Taming, slowing and trapping atoms with light
Cold is quantum, Quantum is cool!
We shape quantum matter
Multicolored lasers for a variety of atoms
Keeping our eyes on the quantum world
Join our ultracool group!
High technology for great science

Welcome to the website of the Ultracold Quantum Gases group at the European Laboratory for Nonlinear Spectroscopy (LENS), the Department of Physics and Astronomy of the University of Florence (Italy) and the Institute of Optics of the Italian National Research Council (CNR - INO). In our labs we use lasers and magnetic fields to produce the lowest temperatures of the Universe, just a few billionths of a degree above absolute zero...

At these temperatures, atoms stop moving and we can control them for a variety of different fundamental studies and applications. We can force atoms to arrange according to a periodic structure and simulate the behavior of crystalline solids and new materials. We can use the atoms as ultra-high accurate sensors to probe forces with the power of quantum mechanics. We can study how quantum particles combine together under the action of strong interactions and how superfluidity develops. We can use these ultracold atoms to process information and develop new quantum technologies.

Dress warmly and... follow us for this ultracold journey!

LAST NEWS

Energy and momentum transfer in stimulated light scattering

In ultracold atoms settings, inelastic light scattering is a preeminent technique to reveal static and dynamic properties at nonzero momentum. In this work, we investigate an array of one-dimensional trapped Bose gases, by measuring both the energy and the momentum imparted to the system via light scattering experiments. The measurements are performed in the weak perturbation regime, where these two quantities — the energy and momentum transferred — are expected to be related to the dynamic structure factor of the system. We discuss this relation, with special attention to the role of in-trap dynamics on the transferred momentum.

N. Fabbri et al.,
Energy and momentum transfer in one-dimensional trapped gases by stimulated light scattering
New J. Phys. 17, 063012 (2015)

Measuring entanglement in optical lattices

Entanglement is a fundamental resource for quantum information processing, occurring naturally in many-body systems at low temperatures. The presence of entanglement and, in particular, its scaling with the size of system partitions underlies the complexity of quantum many-body states. The quantitative estimation of entanglement in many-body systems represents a major challenge, as it requires either full-state tomography, scaling exponentially in the system size, or the assumption of unverified system characteristics such as its Hamiltonian or temperature. Here we adopt recently developed approaches for the determination of rigorous lower entanglement bounds from readily accessible measurements and apply them in an experiment of ultracold interacting bosons in optical lattices of 105 sites. We then study the behaviour of spatial entanglement between the sites when crossing the superfluid-Mott insulator transition and when varying temperature. This constitutes the first rigorous experimental large-scale entanglement quantification in a scalable quantum simulator.

▶ _Requests_:
a - Using the ultracold quantum gases group page, mark each statement yes or no and quote the deciding words: (i) the group belongs in part to the University of Florence's Department of Physics and Astronomy; (ii) the light-scattering measurements were made in a strong perturbation regime; (iii) full-state tomography scales exponentially in the system size.
b - In the rows, duplicate the lines from the line with "node-run-status[interactable]: ✓ 运行成功 0.235s" to the line with "node-more-button[interactable]: ··· (650, 628, 661, 642)", including both of those lines.

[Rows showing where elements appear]

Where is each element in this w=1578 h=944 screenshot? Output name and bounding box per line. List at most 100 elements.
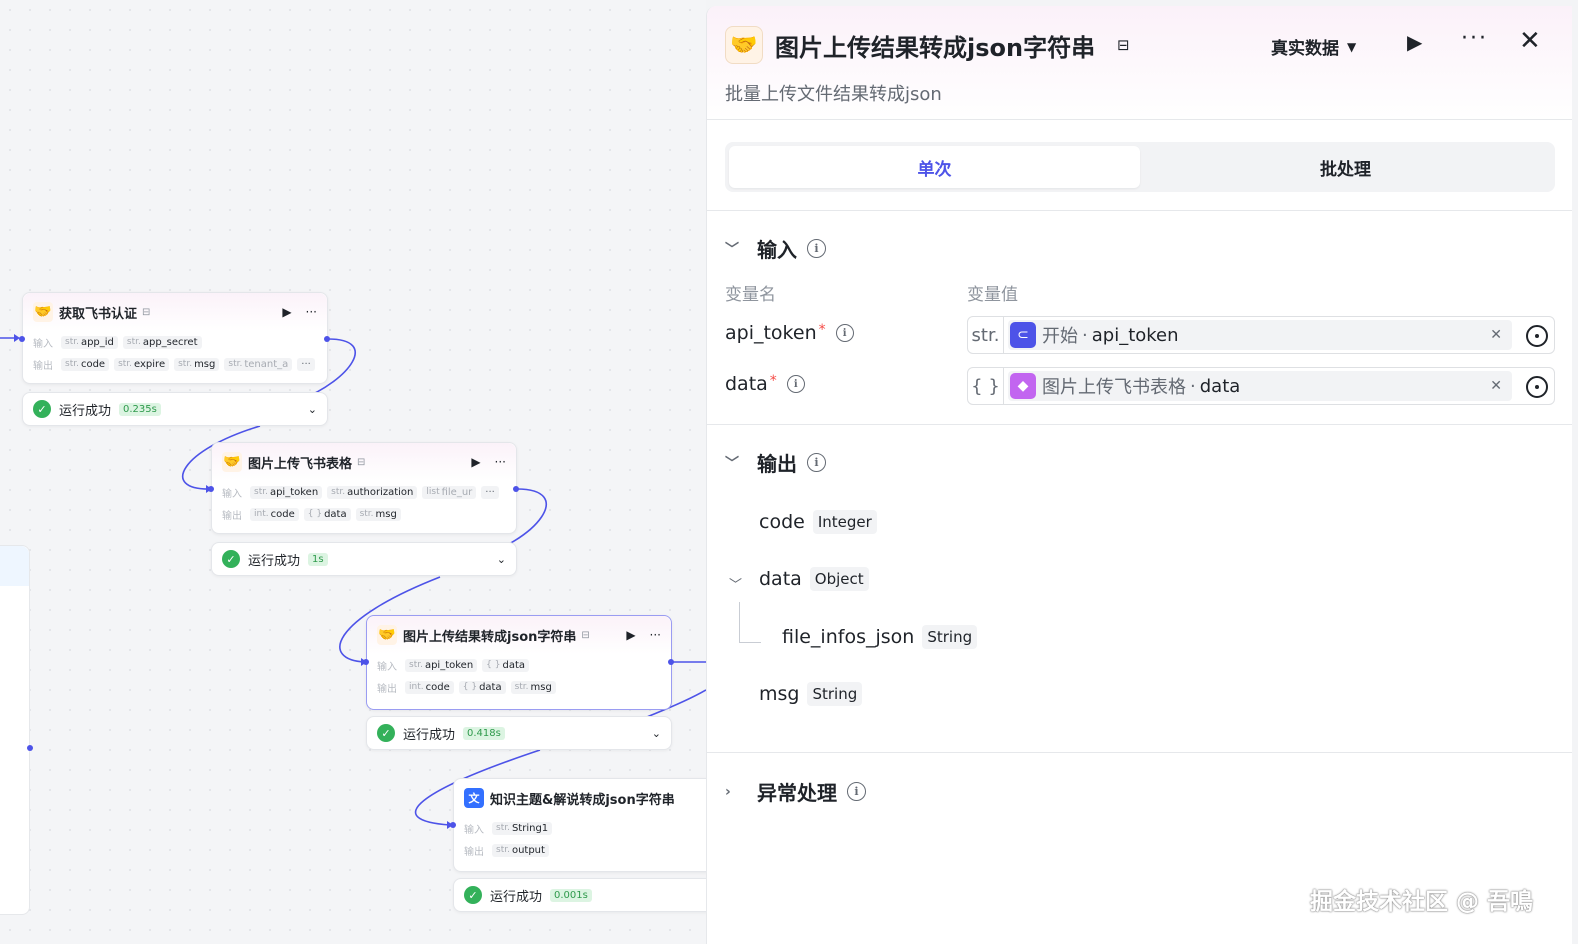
node-run-status[interactable]: ✓ 运行成功 0.235s ⌄ (22, 392, 328, 426)
handshake-icon: 🤝 (377, 625, 397, 645)
output-name: data (759, 568, 802, 590)
divider (707, 752, 1572, 753)
node-run-status[interactable]: ✓ 运行成功 1s ⌄ (211, 542, 517, 576)
node-more-button[interactable]: ··· (650, 628, 661, 642)
chevron-down-icon[interactable]: ⌄ (497, 553, 506, 566)
output-port[interactable] (668, 659, 674, 665)
input-port[interactable] (208, 486, 214, 492)
clear-reference-icon[interactable]: ✕ (1490, 327, 1502, 343)
chevron-down-icon: ﹀ (725, 241, 739, 258)
handshake-icon: 🤝 (222, 452, 242, 472)
outputs-label: 输出 (33, 360, 53, 372)
variable-picker-icon[interactable] (1526, 325, 1548, 347)
inputs-label: 输入 (464, 824, 484, 836)
input-port[interactable] (19, 336, 25, 342)
node-upload-result-to-json[interactable]: 🤝 图片上传结果转成json字符串 ⊟ ▶ ··· 输入 str. api_tok… (366, 615, 672, 710)
input-port[interactable] (450, 822, 456, 828)
column-header-value: 变量值 (967, 285, 1018, 305)
tab-single[interactable]: 单次 (729, 146, 1140, 188)
type-indicator: { } (968, 368, 1004, 404)
partial-node-card[interactable] (0, 545, 30, 915)
input-pill: str. api_token (405, 658, 478, 672)
output-type: String (807, 682, 863, 706)
plugin-badge-icon: ⊟ (581, 629, 590, 641)
output-type: String (922, 625, 978, 649)
input-var-value[interactable]: { } ◆ 图片上传飞书表格 · data ✕ (967, 367, 1555, 405)
output-section-header[interactable]: ﹀ 输出 i (725, 448, 826, 477)
run-node-button[interactable]: ▶ (282, 305, 291, 319)
input-pill: str. authorization (327, 485, 418, 499)
output-type: Object (809, 567, 869, 591)
output-pill: int. code (250, 507, 299, 521)
run-button[interactable]: ▶ (1407, 30, 1422, 54)
partial-node-header (0, 546, 29, 586)
divider (707, 424, 1572, 425)
required-mark: * (818, 322, 826, 338)
output-port[interactable] (324, 336, 330, 342)
more-button[interactable]: ··· (1461, 26, 1488, 51)
node-more-button[interactable]: ··· (306, 305, 317, 319)
node-run-status[interactable]: ✓ 运行成功 0.001s (453, 878, 706, 912)
run-time-badge: 0.418s (463, 726, 505, 740)
more-pills-button[interactable]: ··· (297, 357, 315, 371)
inputs-label: 输入 (377, 661, 397, 673)
output-port[interactable] (27, 745, 33, 751)
tree-connector (739, 602, 740, 642)
status-text: 运行成功 (59, 403, 112, 419)
type-indicator: str. (968, 317, 1004, 353)
info-icon[interactable]: i (835, 324, 854, 342)
status-text: 运行成功 (490, 889, 543, 905)
node-inputs-row: 输入 str. api_token { } data (367, 654, 671, 676)
node-upload-feishu-sheet[interactable]: 🤝 图片上传飞书表格 ⊟ ▶ ··· 输入 str. api_token str.… (211, 442, 517, 534)
run-node-button[interactable]: ▶ (471, 455, 480, 469)
node-feishu-auth[interactable]: 🤝 获取飞书认证 ⊟ ▶ ··· 输入 str. app_id str. app_s… (22, 292, 328, 384)
panel-title[interactable]: 图片上传结果转成json字符串 (775, 28, 1095, 63)
ref-separator: · (1190, 375, 1196, 397)
input-var-value[interactable]: str. ⊂ 开始 · api_token ✕ (967, 316, 1555, 354)
ref-var-name: data (1199, 375, 1241, 397)
ref-node-name: 图片上传飞书表格 (1042, 377, 1186, 398)
plugin-badge-icon: ⊟ (357, 456, 366, 468)
info-icon[interactable]: i (786, 375, 805, 393)
plugin-badge-icon: ⊟ (1117, 36, 1130, 54)
node-run-status[interactable]: ✓ 运行成功 0.418s ⌄ (366, 716, 672, 750)
clear-reference-icon[interactable]: ✕ (1490, 378, 1502, 394)
exception-section-header[interactable]: › 异常处理 i (725, 777, 866, 806)
input-pill: str. api_token (250, 485, 323, 499)
output-name: code (759, 511, 805, 533)
section-title: 异常处理 (757, 781, 837, 805)
status-text: 运行成功 (403, 727, 456, 743)
node-inputs-row: 输入 str. app_id str. app_secret (23, 331, 327, 353)
panel-description[interactable]: 批量上传文件结果转成json (725, 80, 942, 106)
inputs-label: 输入 (33, 338, 53, 350)
chevron-down-icon[interactable]: ﹀ (729, 574, 742, 593)
divider (707, 210, 1572, 211)
variable-picker-icon[interactable] (1526, 376, 1548, 398)
variable-reference[interactable]: ◆ 图片上传飞书表格 · data ✕ (1008, 371, 1512, 401)
chevron-down-icon[interactable]: ⌄ (308, 403, 317, 416)
chevron-down-icon[interactable]: ⌄ (652, 727, 661, 740)
data-mode-select[interactable]: 真实数据 ▼ (1271, 34, 1356, 59)
output-field: file_infos_json String (782, 625, 978, 649)
output-port[interactable] (513, 486, 519, 492)
input-pill: { } data (482, 658, 530, 672)
output-pill: str. code (61, 357, 110, 371)
info-icon[interactable]: i (807, 239, 826, 258)
node-knowledge-to-json[interactable]: 文 知识主题&解说转成json字符串 输入 str. String1 输出 str… (453, 778, 706, 872)
workflow-canvas[interactable]: 🤝 获取飞书认证 ⊟ ▶ ··· 输入 str. app_id str. app_s… (0, 0, 706, 944)
info-icon[interactable]: i (847, 782, 866, 801)
node-more-button[interactable]: ··· (495, 455, 506, 469)
close-button[interactable]: ✕ (1519, 26, 1541, 56)
more-pills-button[interactable]: ··· (481, 485, 499, 499)
column-header-name: 变量名 (725, 285, 776, 305)
variable-reference[interactable]: ⊂ 开始 · api_token ✕ (1008, 320, 1512, 350)
run-node-button[interactable]: ▶ (626, 628, 635, 642)
input-port[interactable] (363, 659, 369, 665)
input-section-header[interactable]: ﹀ 输入 i (725, 234, 826, 263)
input-pill: str. app_id (61, 335, 118, 349)
node-inputs-row: 输入 str. String1 (454, 817, 706, 839)
tab-batch[interactable]: 批处理 (1140, 146, 1551, 188)
output-field: data Object (759, 567, 869, 591)
output-pill: str. msg (174, 357, 220, 371)
info-icon[interactable]: i (807, 453, 826, 472)
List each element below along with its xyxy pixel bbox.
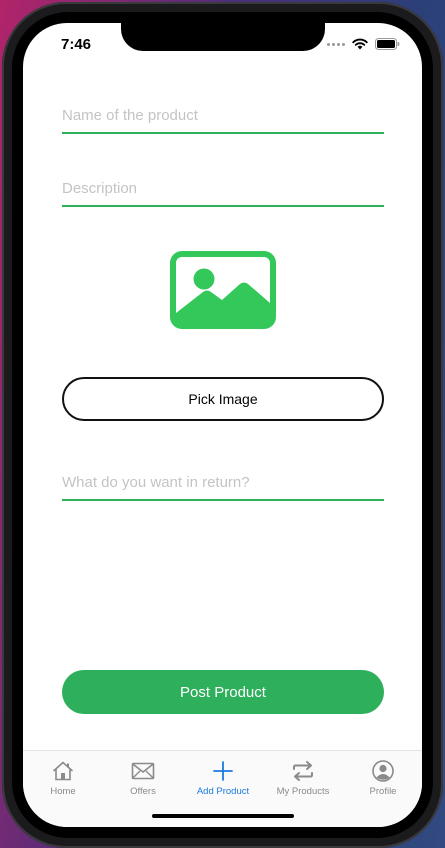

▶ _Final answers_:
a -
(i) Yes: "the Department of Physics and Astronomy of the University of Florence (Italy)"
(ii) No: "The measurements are performed in the weak perturbation regime"
(iii) Yes: "full-state tomography, scaling exponentially in the system size"

b -
node-run-status[interactable]: ✓ 运行成功 0.235s ⌄ (22, 392, 328, 426)
handshake-icon: 🤝 (377, 625, 397, 645)
output-name: data (759, 568, 802, 590)
divider (707, 752, 1572, 753)
node-run-status[interactable]: ✓ 运行成功 1s ⌄ (211, 542, 517, 576)
node-more-button[interactable]: ··· (650, 628, 661, 642)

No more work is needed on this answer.